Excerpt from a dataset:
* BEGIN *

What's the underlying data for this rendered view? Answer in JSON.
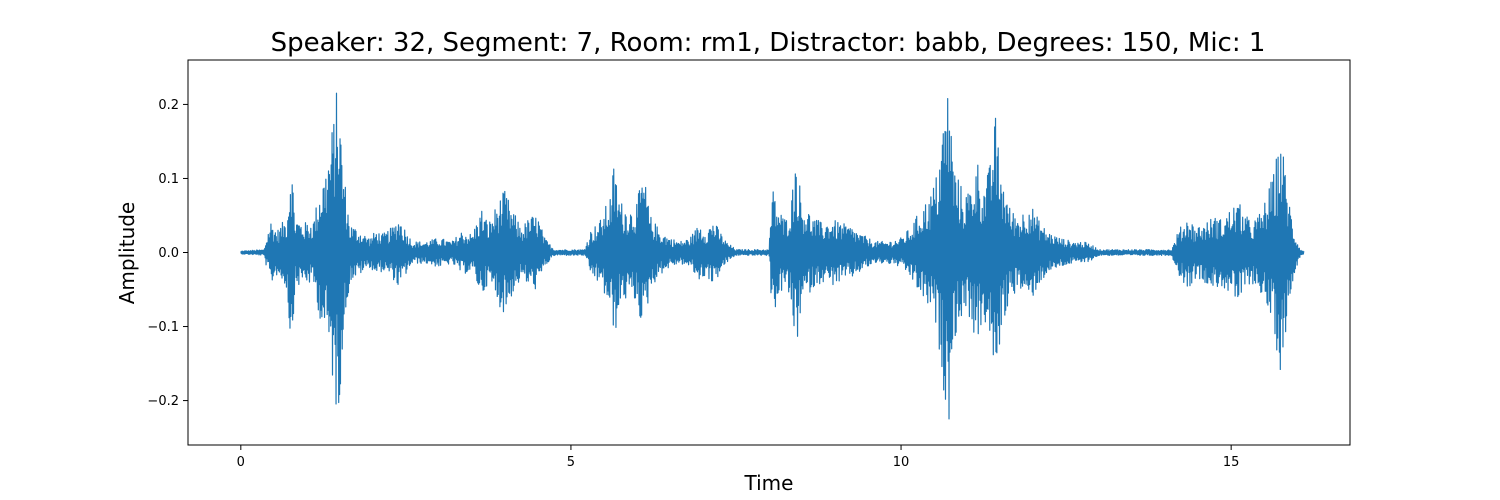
{
  "chart_data": {
    "type": "line",
    "title": "Speaker: 32, Segment: 7, Room: rm1, Distractor: babb, Degrees: 150, Mic: 1",
    "xlabel": "Time",
    "ylabel": "Amplitude",
    "xlim": [
      -0.8,
      16.8
    ],
    "ylim": [
      -0.26,
      0.26
    ],
    "x_ticks": [
      0,
      5,
      10,
      15
    ],
    "x_tick_labels": [
      "0",
      "5",
      "10",
      "15"
    ],
    "y_ticks": [
      -0.2,
      -0.1,
      0.0,
      0.1,
      0.2
    ],
    "y_tick_labels": [
      "−0.2",
      "−0.1",
      "0.0",
      "0.1",
      "0.2"
    ],
    "grid": false,
    "series": [
      {
        "color": "#1f77b4",
        "x_range": [
          0,
          16.1
        ],
        "envelope": [
          [
            0.0,
            0.002
          ],
          [
            0.35,
            0.004
          ],
          [
            0.45,
            0.045
          ],
          [
            0.55,
            0.03
          ],
          [
            0.7,
            0.05
          ],
          [
            0.76,
            0.14
          ],
          [
            0.82,
            0.05
          ],
          [
            0.95,
            0.04
          ],
          [
            1.1,
            0.045
          ],
          [
            1.2,
            0.09
          ],
          [
            1.3,
            0.12
          ],
          [
            1.4,
            0.18
          ],
          [
            1.47,
            0.235
          ],
          [
            1.55,
            0.12
          ],
          [
            1.65,
            0.04
          ],
          [
            1.8,
            0.03
          ],
          [
            1.95,
            0.02
          ],
          [
            2.05,
            0.03
          ],
          [
            2.15,
            0.025
          ],
          [
            2.3,
            0.035
          ],
          [
            2.4,
            0.05
          ],
          [
            2.5,
            0.03
          ],
          [
            2.6,
            0.015
          ],
          [
            2.8,
            0.015
          ],
          [
            3.0,
            0.02
          ],
          [
            3.2,
            0.015
          ],
          [
            3.35,
            0.03
          ],
          [
            3.5,
            0.025
          ],
          [
            3.65,
            0.06
          ],
          [
            3.75,
            0.04
          ],
          [
            3.9,
            0.07
          ],
          [
            4.0,
            0.085
          ],
          [
            4.1,
            0.06
          ],
          [
            4.25,
            0.035
          ],
          [
            4.4,
            0.05
          ],
          [
            4.5,
            0.05
          ],
          [
            4.6,
            0.02
          ],
          [
            4.75,
            0.004
          ],
          [
            5.2,
            0.004
          ],
          [
            5.3,
            0.03
          ],
          [
            5.45,
            0.045
          ],
          [
            5.6,
            0.08
          ],
          [
            5.65,
            0.12
          ],
          [
            5.75,
            0.07
          ],
          [
            5.9,
            0.06
          ],
          [
            6.0,
            0.07
          ],
          [
            6.1,
            0.11
          ],
          [
            6.2,
            0.05
          ],
          [
            6.35,
            0.03
          ],
          [
            6.5,
            0.02
          ],
          [
            6.65,
            0.015
          ],
          [
            6.8,
            0.02
          ],
          [
            6.95,
            0.04
          ],
          [
            7.05,
            0.03
          ],
          [
            7.15,
            0.045
          ],
          [
            7.25,
            0.03
          ],
          [
            7.35,
            0.015
          ],
          [
            7.5,
            0.004
          ],
          [
            8.0,
            0.004
          ],
          [
            8.05,
            0.09
          ],
          [
            8.15,
            0.06
          ],
          [
            8.25,
            0.045
          ],
          [
            8.35,
            0.08
          ],
          [
            8.4,
            0.14
          ],
          [
            8.5,
            0.07
          ],
          [
            8.65,
            0.05
          ],
          [
            8.8,
            0.04
          ],
          [
            8.95,
            0.045
          ],
          [
            9.1,
            0.04
          ],
          [
            9.25,
            0.035
          ],
          [
            9.4,
            0.025
          ],
          [
            9.6,
            0.015
          ],
          [
            9.8,
            0.015
          ],
          [
            10.0,
            0.02
          ],
          [
            10.15,
            0.035
          ],
          [
            10.3,
            0.06
          ],
          [
            10.45,
            0.08
          ],
          [
            10.55,
            0.11
          ],
          [
            10.65,
            0.19
          ],
          [
            10.72,
            0.235
          ],
          [
            10.8,
            0.12
          ],
          [
            10.95,
            0.08
          ],
          [
            11.05,
            0.09
          ],
          [
            11.15,
            0.13
          ],
          [
            11.25,
            0.09
          ],
          [
            11.35,
            0.12
          ],
          [
            11.42,
            0.195
          ],
          [
            11.5,
            0.12
          ],
          [
            11.65,
            0.06
          ],
          [
            11.8,
            0.05
          ],
          [
            11.95,
            0.07
          ],
          [
            12.05,
            0.05
          ],
          [
            12.2,
            0.03
          ],
          [
            12.4,
            0.02
          ],
          [
            12.6,
            0.015
          ],
          [
            12.75,
            0.015
          ],
          [
            12.9,
            0.01
          ],
          [
            13.0,
            0.004
          ],
          [
            14.1,
            0.004
          ],
          [
            14.2,
            0.03
          ],
          [
            14.35,
            0.05
          ],
          [
            14.45,
            0.035
          ],
          [
            14.6,
            0.04
          ],
          [
            14.75,
            0.05
          ],
          [
            14.85,
            0.045
          ],
          [
            15.0,
            0.06
          ],
          [
            15.1,
            0.07
          ],
          [
            15.2,
            0.055
          ],
          [
            15.3,
            0.04
          ],
          [
            15.45,
            0.055
          ],
          [
            15.55,
            0.08
          ],
          [
            15.65,
            0.11
          ],
          [
            15.75,
            0.165
          ],
          [
            15.85,
            0.09
          ],
          [
            15.95,
            0.03
          ],
          [
            16.05,
            0.004
          ],
          [
            16.1,
            0.002
          ]
        ]
      }
    ]
  }
}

* END *

*Work to complete*
From start to finish, output the listing exactly, but omit its pictures.

*Final result*
What's the underlying data for this rendered view? Answer in JSON.
{
  "chart_data": {
    "type": "line",
    "title": "Speaker: 32, Segment: 7, Room: rm1, Distractor: babb, Degrees: 150, Mic: 1",
    "xlabel": "Time",
    "ylabel": "Amplitude",
    "xlim": [
      -0.8,
      16.8
    ],
    "ylim": [
      -0.26,
      0.26
    ],
    "x_ticks": [
      0,
      5,
      10,
      15
    ],
    "x_tick_labels": [
      "0",
      "5",
      "10",
      "15"
    ],
    "y_ticks": [
      -0.2,
      -0.1,
      0.0,
      0.1,
      0.2
    ],
    "y_tick_labels": [
      "−0.2",
      "−0.1",
      "0.0",
      "0.1",
      "0.2"
    ],
    "grid": false,
    "series": [
      {
        "color": "#1f77b4",
        "x_range": [
          0,
          16.1
        ],
        "envelope": [
          [
            0.0,
            0.002
          ],
          [
            0.35,
            0.004
          ],
          [
            0.45,
            0.045
          ],
          [
            0.55,
            0.03
          ],
          [
            0.7,
            0.05
          ],
          [
            0.76,
            0.14
          ],
          [
            0.82,
            0.05
          ],
          [
            0.95,
            0.04
          ],
          [
            1.1,
            0.045
          ],
          [
            1.2,
            0.09
          ],
          [
            1.3,
            0.12
          ],
          [
            1.4,
            0.18
          ],
          [
            1.47,
            0.235
          ],
          [
            1.55,
            0.12
          ],
          [
            1.65,
            0.04
          ],
          [
            1.8,
            0.03
          ],
          [
            1.95,
            0.02
          ],
          [
            2.05,
            0.03
          ],
          [
            2.15,
            0.025
          ],
          [
            2.3,
            0.035
          ],
          [
            2.4,
            0.05
          ],
          [
            2.5,
            0.03
          ],
          [
            2.6,
            0.015
          ],
          [
            2.8,
            0.015
          ],
          [
            3.0,
            0.02
          ],
          [
            3.2,
            0.015
          ],
          [
            3.35,
            0.03
          ],
          [
            3.5,
            0.025
          ],
          [
            3.65,
            0.06
          ],
          [
            3.75,
            0.04
          ],
          [
            3.9,
            0.07
          ],
          [
            4.0,
            0.085
          ],
          [
            4.1,
            0.06
          ],
          [
            4.25,
            0.035
          ],
          [
            4.4,
            0.05
          ],
          [
            4.5,
            0.05
          ],
          [
            4.6,
            0.02
          ],
          [
            4.75,
            0.004
          ],
          [
            5.2,
            0.004
          ],
          [
            5.3,
            0.03
          ],
          [
            5.45,
            0.045
          ],
          [
            5.6,
            0.08
          ],
          [
            5.65,
            0.12
          ],
          [
            5.75,
            0.07
          ],
          [
            5.9,
            0.06
          ],
          [
            6.0,
            0.07
          ],
          [
            6.1,
            0.11
          ],
          [
            6.2,
            0.05
          ],
          [
            6.35,
            0.03
          ],
          [
            6.5,
            0.02
          ],
          [
            6.65,
            0.015
          ],
          [
            6.8,
            0.02
          ],
          [
            6.95,
            0.04
          ],
          [
            7.05,
            0.03
          ],
          [
            7.15,
            0.045
          ],
          [
            7.25,
            0.03
          ],
          [
            7.35,
            0.015
          ],
          [
            7.5,
            0.004
          ],
          [
            8.0,
            0.004
          ],
          [
            8.05,
            0.09
          ],
          [
            8.15,
            0.06
          ],
          [
            8.25,
            0.045
          ],
          [
            8.35,
            0.08
          ],
          [
            8.4,
            0.14
          ],
          [
            8.5,
            0.07
          ],
          [
            8.65,
            0.05
          ],
          [
            8.8,
            0.04
          ],
          [
            8.95,
            0.045
          ],
          [
            9.1,
            0.04
          ],
          [
            9.25,
            0.035
          ],
          [
            9.4,
            0.025
          ],
          [
            9.6,
            0.015
          ],
          [
            9.8,
            0.015
          ],
          [
            10.0,
            0.02
          ],
          [
            10.15,
            0.035
          ],
          [
            10.3,
            0.06
          ],
          [
            10.45,
            0.08
          ],
          [
            10.55,
            0.11
          ],
          [
            10.65,
            0.19
          ],
          [
            10.72,
            0.235
          ],
          [
            10.8,
            0.12
          ],
          [
            10.95,
            0.08
          ],
          [
            11.05,
            0.09
          ],
          [
            11.15,
            0.13
          ],
          [
            11.25,
            0.09
          ],
          [
            11.35,
            0.12
          ],
          [
            11.42,
            0.195
          ],
          [
            11.5,
            0.12
          ],
          [
            11.65,
            0.06
          ],
          [
            11.8,
            0.05
          ],
          [
            11.95,
            0.07
          ],
          [
            12.05,
            0.05
          ],
          [
            12.2,
            0.03
          ],
          [
            12.4,
            0.02
          ],
          [
            12.6,
            0.015
          ],
          [
            12.75,
            0.015
          ],
          [
            12.9,
            0.01
          ],
          [
            13.0,
            0.004
          ],
          [
            14.1,
            0.004
          ],
          [
            14.2,
            0.03
          ],
          [
            14.35,
            0.05
          ],
          [
            14.45,
            0.035
          ],
          [
            14.6,
            0.04
          ],
          [
            14.75,
            0.05
          ],
          [
            14.85,
            0.045
          ],
          [
            15.0,
            0.06
          ],
          [
            15.1,
            0.07
          ],
          [
            15.2,
            0.055
          ],
          [
            15.3,
            0.04
          ],
          [
            15.45,
            0.055
          ],
          [
            15.55,
            0.08
          ],
          [
            15.65,
            0.11
          ],
          [
            15.75,
            0.165
          ],
          [
            15.85,
            0.09
          ],
          [
            15.95,
            0.03
          ],
          [
            16.05,
            0.004
          ],
          [
            16.1,
            0.002
          ]
        ]
      }
    ]
  }
}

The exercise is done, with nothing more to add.